CHALLENGE: Identify all lines below that hold "Skip" and collect them.

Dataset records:

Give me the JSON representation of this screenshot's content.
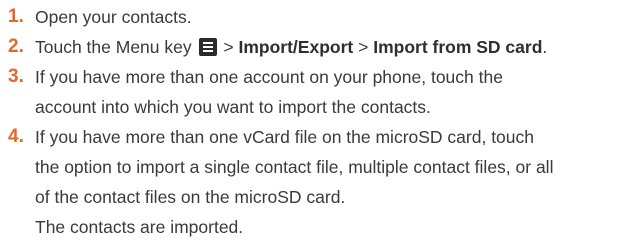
{
  "steps": [
    {
      "number": "1.",
      "text": "Open your contacts."
    },
    {
      "number": "2.",
      "prefix": "Touch the Menu key",
      "sep1": ">",
      "bold1": "Import/Export",
      "sep2": ">",
      "bold2": "Import from SD card",
      "suffix": ".",
      "icon": "menu-key-icon"
    },
    {
      "number": "3.",
      "lines": [
        "If you have more than one account on your phone, touch the",
        "account into which you want to import the contacts."
      ]
    },
    {
      "number": "4.",
      "lines": [
        "If you have more than one vCard file on the microSD card, touch",
        "the option to import a single contact file, multiple contact files, or all",
        "of the contact files on the microSD card."
      ]
    }
  ],
  "result": "The contacts are imported.",
  "colors": {
    "number": "#e3672a",
    "text": "#3a3a3a"
  }
}
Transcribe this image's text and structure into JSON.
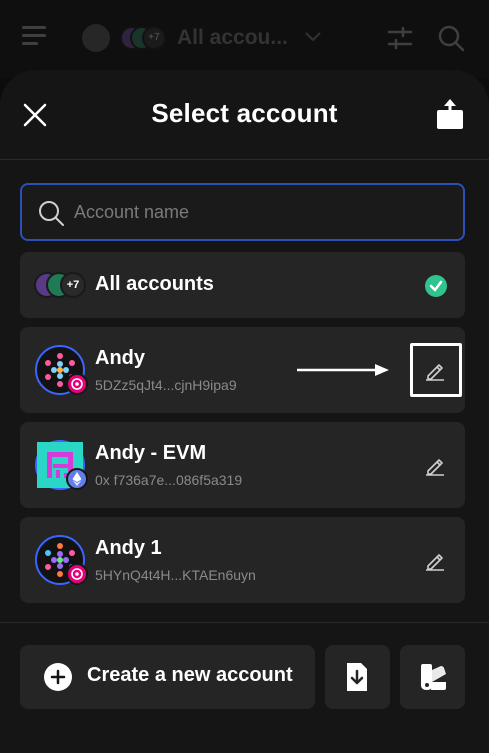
{
  "topbar": {
    "account_title": "All accou...",
    "count_badge": "+7"
  },
  "modal": {
    "title": "Select account"
  },
  "search": {
    "placeholder": "Account name"
  },
  "all_accounts": {
    "label": "All accounts",
    "count_badge": "+7"
  },
  "accounts": [
    {
      "name": "Andy",
      "address": "5DZz5qJt4...cjnH9ipa9",
      "network_icon": "polkadot-icon"
    },
    {
      "name": "Andy - EVM",
      "address": "0x f736a7e...086f5a319",
      "network_icon": "ethereum-icon"
    },
    {
      "name": "Andy 1",
      "address": "5HYnQ4t4H...KTAEn6uyn",
      "network_icon": "polkadot-icon"
    }
  ],
  "footer": {
    "create_label": "Create a new account"
  },
  "colors": {
    "accent_blue": "#3a66ff",
    "check_green": "#2fc48d",
    "polkadot_pink": "#e6007a",
    "ethereum_blue": "#627eea"
  }
}
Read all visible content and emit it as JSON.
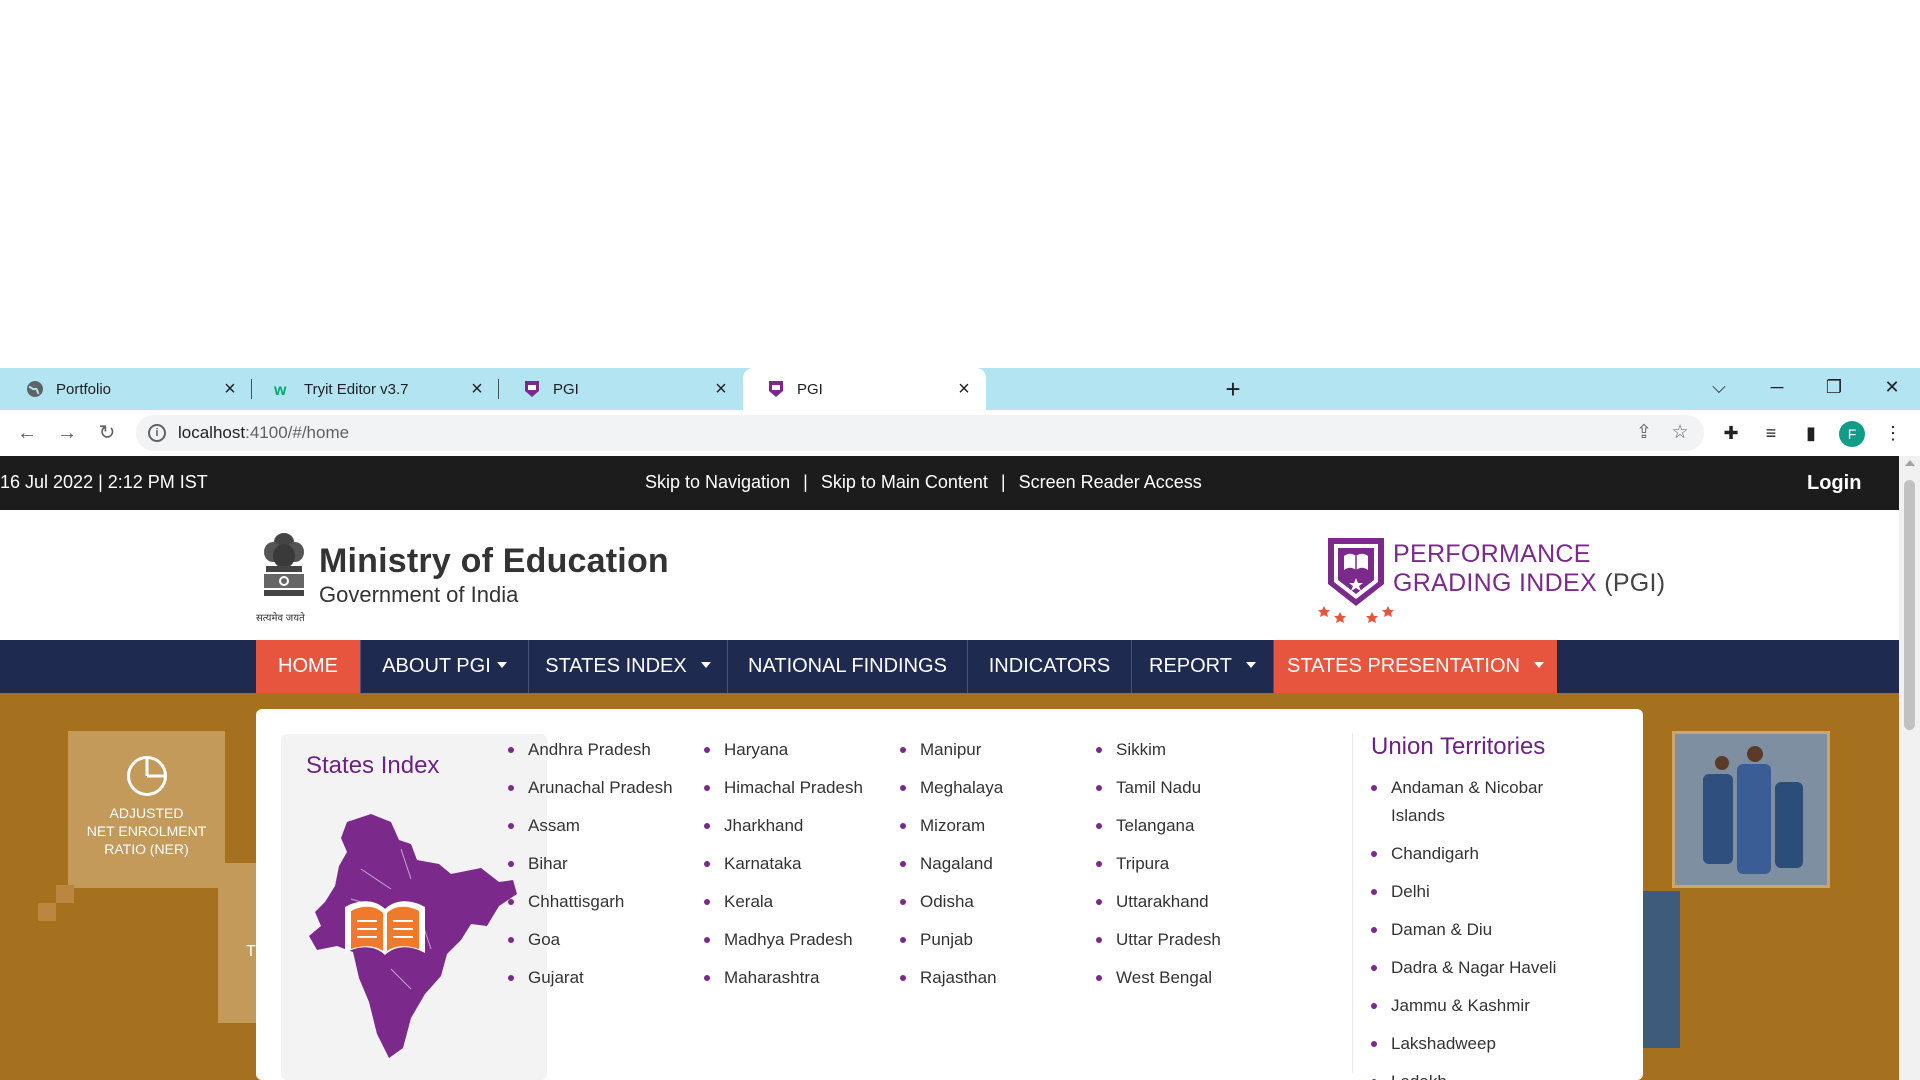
{
  "browser": {
    "tabs": [
      {
        "title": "Portfolio",
        "favicon": "globe-icon"
      },
      {
        "title": "Tryit Editor v3.7",
        "favicon": "w3schools-icon"
      },
      {
        "title": "PGI",
        "favicon": "pgi-icon"
      },
      {
        "title": "PGI",
        "favicon": "pgi-icon",
        "active": true
      }
    ],
    "url_host": "localhost",
    "url_path": ":4100/#/home",
    "profile_initial": "F"
  },
  "topbar": {
    "datetime": "16 Jul 2022  |  2:12 PM IST",
    "skip_nav": "Skip to Navigation",
    "sep": "|",
    "skip_main": "Skip to Main Content",
    "screen_reader": "Screen Reader Access",
    "login": "Login"
  },
  "header": {
    "ministry_title": "Ministry of Education",
    "ministry_sub": "Government of India",
    "emblem_motto": "सत्यमेव जयते",
    "pgi_line1": "PERFORMANCE",
    "pgi_line2": "GRADING INDEX",
    "pgi_abbr": "(PGI)"
  },
  "nav": {
    "items": [
      {
        "label": "HOME",
        "caret": false
      },
      {
        "label": "ABOUT PGI",
        "caret": true
      },
      {
        "label": "STATES INDEX",
        "caret": true
      },
      {
        "label": "NATIONAL FINDINGS",
        "caret": false
      },
      {
        "label": "INDICATORS",
        "caret": false
      },
      {
        "label": "REPORT",
        "caret": true
      },
      {
        "label": "STATES PRESENTATION",
        "caret": true
      }
    ]
  },
  "hero": {
    "tile_label": "ADJUSTED\nNET ENROLMENT\nRATIO (NER)",
    "tile2_letter": "T"
  },
  "dropdown": {
    "states_index_title": "States Index",
    "columns": [
      [
        "Andhra Pradesh",
        "Arunachal Pradesh",
        "Assam",
        "Bihar",
        "Chhattisgarh",
        "Goa",
        "Gujarat"
      ],
      [
        "Haryana",
        "Himachal Pradesh",
        "Jharkhand",
        "Karnataka",
        "Kerala",
        "Madhya Pradesh",
        "Maharashtra"
      ],
      [
        "Manipur",
        "Meghalaya",
        "Mizoram",
        "Nagaland",
        "Odisha",
        "Punjab",
        "Rajasthan"
      ],
      [
        "Sikkim",
        "Tamil Nadu",
        "Telangana",
        "Tripura",
        "Uttarakhand",
        "Uttar Pradesh",
        "West Bengal"
      ]
    ],
    "ut_title": "Union Territories",
    "ut_items": [
      "Andaman & Nicobar Islands",
      "Chandigarh",
      "Delhi",
      "Daman & Diu",
      "Dadra & Nagar Haveli",
      "Jammu & Kashmir",
      "Lakshadweep",
      "Ladakh"
    ]
  },
  "colors": {
    "accent_orange": "#e8553f",
    "nav_navy": "#1e2a4f",
    "pgi_purple": "#7b2a8c"
  }
}
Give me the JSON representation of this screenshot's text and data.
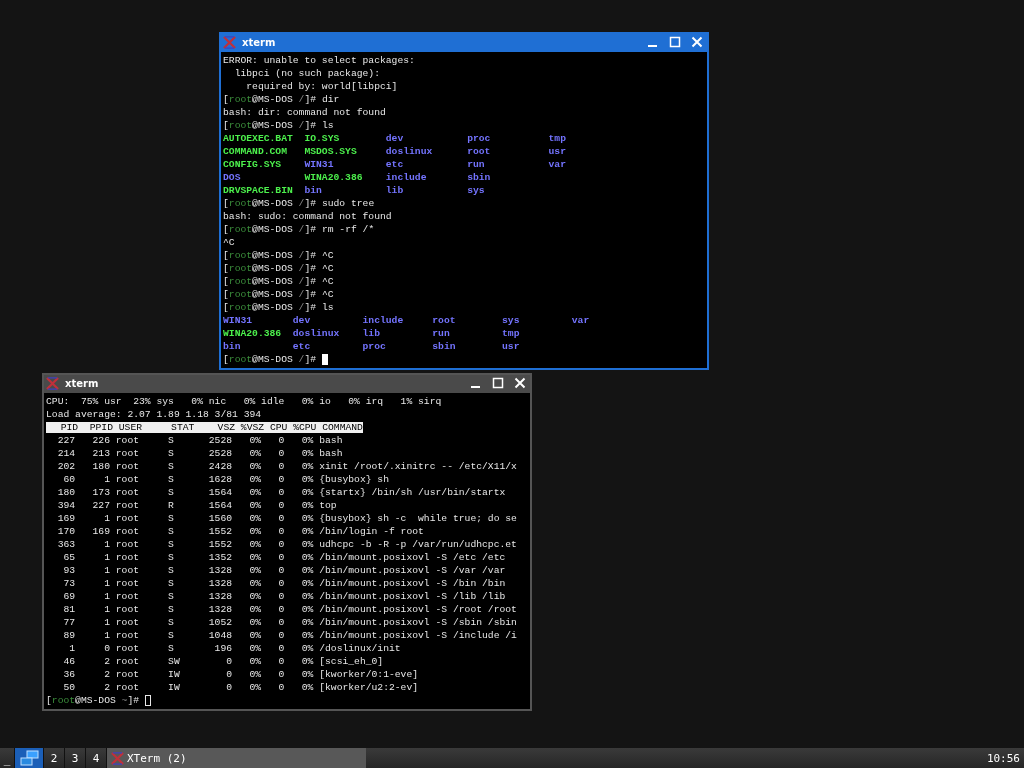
{
  "windows": [
    {
      "title": "xterm",
      "focused": true,
      "lines": [
        {
          "kind": "text",
          "text": "ERROR: unable to select packages:"
        },
        {
          "kind": "text",
          "text": "  libpci (no such package):"
        },
        {
          "kind": "text",
          "text": "    required by: world[libpci]"
        },
        {
          "kind": "prompt",
          "parts": [
            "[",
            "root",
            "@MS-DOS ",
            "/",
            "]# dir"
          ]
        },
        {
          "kind": "text",
          "text": "bash: dir: command not found"
        },
        {
          "kind": "prompt",
          "parts": [
            "[",
            "root",
            "@MS-DOS ",
            "/",
            "]# ls"
          ]
        },
        {
          "kind": "ls",
          "rows": [
            [
              {
                "text": "AUTOEXEC.BAT",
                "color": "#4cf04c"
              },
              {
                "text": "IO.SYS",
                "color": "#4cf04c"
              },
              {
                "text": "dev",
                "color": "#7474ff"
              },
              {
                "text": "proc",
                "color": "#7474ff"
              },
              {
                "text": "tmp",
                "color": "#7474ff"
              }
            ],
            [
              {
                "text": "COMMAND.COM",
                "color": "#4cf04c"
              },
              {
                "text": "MSDOS.SYS",
                "color": "#4cf04c"
              },
              {
                "text": "doslinux",
                "color": "#7474ff"
              },
              {
                "text": "root",
                "color": "#7474ff"
              },
              {
                "text": "usr",
                "color": "#7474ff"
              }
            ],
            [
              {
                "text": "CONFIG.SYS",
                "color": "#4cf04c"
              },
              {
                "text": "WIN31",
                "color": "#7474ff"
              },
              {
                "text": "etc",
                "color": "#7474ff"
              },
              {
                "text": "run",
                "color": "#7474ff"
              },
              {
                "text": "var",
                "color": "#7474ff"
              }
            ],
            [
              {
                "text": "DOS",
                "color": "#7474ff"
              },
              {
                "text": "WINA20.386",
                "color": "#4cf04c"
              },
              {
                "text": "include",
                "color": "#7474ff"
              },
              {
                "text": "sbin",
                "color": "#7474ff"
              }
            ],
            [
              {
                "text": "DRVSPACE.BIN",
                "color": "#4cf04c"
              },
              {
                "text": "bin",
                "color": "#7474ff"
              },
              {
                "text": "lib",
                "color": "#7474ff"
              },
              {
                "text": "sys",
                "color": "#7474ff"
              }
            ]
          ]
        },
        {
          "kind": "prompt",
          "parts": [
            "[",
            "root",
            "@MS-DOS ",
            "/",
            "]# sudo tree"
          ]
        },
        {
          "kind": "text",
          "text": "bash: sudo: command not found"
        },
        {
          "kind": "prompt",
          "parts": [
            "[",
            "root",
            "@MS-DOS ",
            "/",
            "]# rm -rf /*"
          ]
        },
        {
          "kind": "text",
          "text": "^C"
        },
        {
          "kind": "prompt",
          "parts": [
            "[",
            "root",
            "@MS-DOS ",
            "/",
            "]# ^C"
          ]
        },
        {
          "kind": "prompt",
          "parts": [
            "[",
            "root",
            "@MS-DOS ",
            "/",
            "]# ^C"
          ]
        },
        {
          "kind": "prompt",
          "parts": [
            "[",
            "root",
            "@MS-DOS ",
            "/",
            "]# ^C"
          ]
        },
        {
          "kind": "prompt",
          "parts": [
            "[",
            "root",
            "@MS-DOS ",
            "/",
            "]# ^C"
          ]
        },
        {
          "kind": "prompt",
          "parts": [
            "[",
            "root",
            "@MS-DOS ",
            "/",
            "]# ls"
          ]
        },
        {
          "kind": "ls",
          "rows": [
            [
              {
                "text": "WIN31",
                "color": "#7474ff"
              },
              {
                "text": "dev",
                "color": "#7474ff"
              },
              {
                "text": "include",
                "color": "#7474ff"
              },
              {
                "text": "root",
                "color": "#7474ff"
              },
              {
                "text": "sys",
                "color": "#7474ff"
              },
              {
                "text": "var",
                "color": "#7474ff"
              }
            ],
            [
              {
                "text": "WINA20.386",
                "color": "#4cf04c"
              },
              {
                "text": "doslinux",
                "color": "#7474ff"
              },
              {
                "text": "lib",
                "color": "#7474ff"
              },
              {
                "text": "run",
                "color": "#7474ff"
              },
              {
                "text": "tmp",
                "color": "#7474ff"
              }
            ],
            [
              {
                "text": "bin",
                "color": "#7474ff"
              },
              {
                "text": "etc",
                "color": "#7474ff"
              },
              {
                "text": "proc",
                "color": "#7474ff"
              },
              {
                "text": "sbin",
                "color": "#7474ff"
              },
              {
                "text": "usr",
                "color": "#7474ff"
              }
            ]
          ]
        },
        {
          "kind": "prompt",
          "parts": [
            "[",
            "root",
            "@MS-DOS ",
            "/",
            "]# "
          ],
          "cursor": true
        }
      ]
    },
    {
      "title": "xterm",
      "focused": false,
      "lines": [
        {
          "kind": "text",
          "text": "CPU:  75% usr  23% sys   0% nic   0% idle   0% io   0% irq   1% sirq"
        },
        {
          "kind": "text",
          "text": "Load average: 2.07 1.89 1.18 3/81 394"
        },
        {
          "kind": "header",
          "text": "  PID  PPID USER     STAT    VSZ %VSZ CPU %CPU COMMAND"
        },
        {
          "kind": "text",
          "text": "  227   226 root     S      2528   0%   0   0% bash"
        },
        {
          "kind": "text",
          "text": "  214   213 root     S      2528   0%   0   0% bash"
        },
        {
          "kind": "text",
          "text": "  202   180 root     S      2428   0%   0   0% xinit /root/.xinitrc -- /etc/X11/x"
        },
        {
          "kind": "text",
          "text": "   60     1 root     S      1628   0%   0   0% {busybox} sh"
        },
        {
          "kind": "text",
          "text": "  180   173 root     S      1564   0%   0   0% {startx} /bin/sh /usr/bin/startx"
        },
        {
          "kind": "text",
          "text": "  394   227 root     R      1564   0%   0   0% top"
        },
        {
          "kind": "text",
          "text": "  169     1 root     S      1560   0%   0   0% {busybox} sh -c  while true; do se"
        },
        {
          "kind": "text",
          "text": "  170   169 root     S      1552   0%   0   0% /bin/login -f root"
        },
        {
          "kind": "text",
          "text": "  363     1 root     S      1552   0%   0   0% udhcpc -b -R -p /var/run/udhcpc.et"
        },
        {
          "kind": "text",
          "text": "   65     1 root     S      1352   0%   0   0% /bin/mount.posixovl -S /etc /etc"
        },
        {
          "kind": "text",
          "text": "   93     1 root     S      1328   0%   0   0% /bin/mount.posixovl -S /var /var"
        },
        {
          "kind": "text",
          "text": "   73     1 root     S      1328   0%   0   0% /bin/mount.posixovl -S /bin /bin"
        },
        {
          "kind": "text",
          "text": "   69     1 root     S      1328   0%   0   0% /bin/mount.posixovl -S /lib /lib"
        },
        {
          "kind": "text",
          "text": "   81     1 root     S      1328   0%   0   0% /bin/mount.posixovl -S /root /root"
        },
        {
          "kind": "text",
          "text": "   77     1 root     S      1052   0%   0   0% /bin/mount.posixovl -S /sbin /sbin"
        },
        {
          "kind": "text",
          "text": "   89     1 root     S      1048   0%   0   0% /bin/mount.posixovl -S /include /i"
        },
        {
          "kind": "text",
          "text": "    1     0 root     S       196   0%   0   0% /doslinux/init"
        },
        {
          "kind": "text",
          "text": "   46     2 root     SW        0   0%   0   0% [scsi_eh_0]"
        },
        {
          "kind": "text",
          "text": "   36     2 root     IW        0   0%   0   0% [kworker/0:1-eve]"
        },
        {
          "kind": "text",
          "text": "   50     2 root     IW        0   0%   0   0% [kworker/u2:2-ev]"
        },
        {
          "kind": "prompt",
          "parts": [
            "[",
            "root",
            "@MS-DOS ",
            "~",
            "]# "
          ],
          "cursor": true
        }
      ]
    }
  ],
  "taskbar": {
    "show_desktop": "_",
    "workspaces": [
      {
        "selected": true
      },
      {
        "label": "2",
        "selected": false
      },
      {
        "label": "3",
        "selected": false
      },
      {
        "label": "4",
        "selected": false
      }
    ],
    "task": {
      "label": "XTerm (2)"
    },
    "clock": "10:56"
  }
}
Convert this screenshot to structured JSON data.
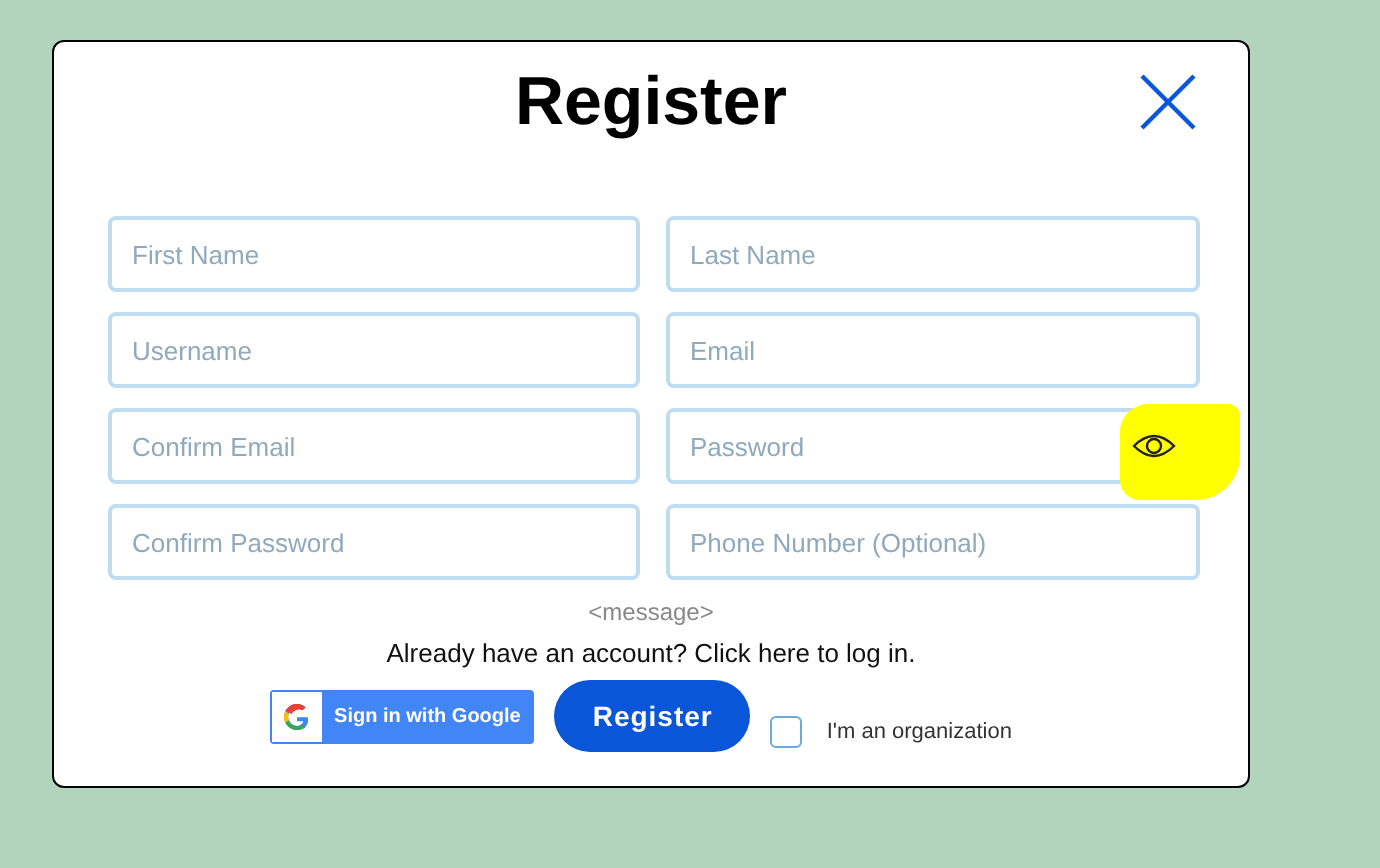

OUTPUT BELOW:
    "skip_nav": "Skip to Navigation",
    "skip_main": "Skip to Main Content",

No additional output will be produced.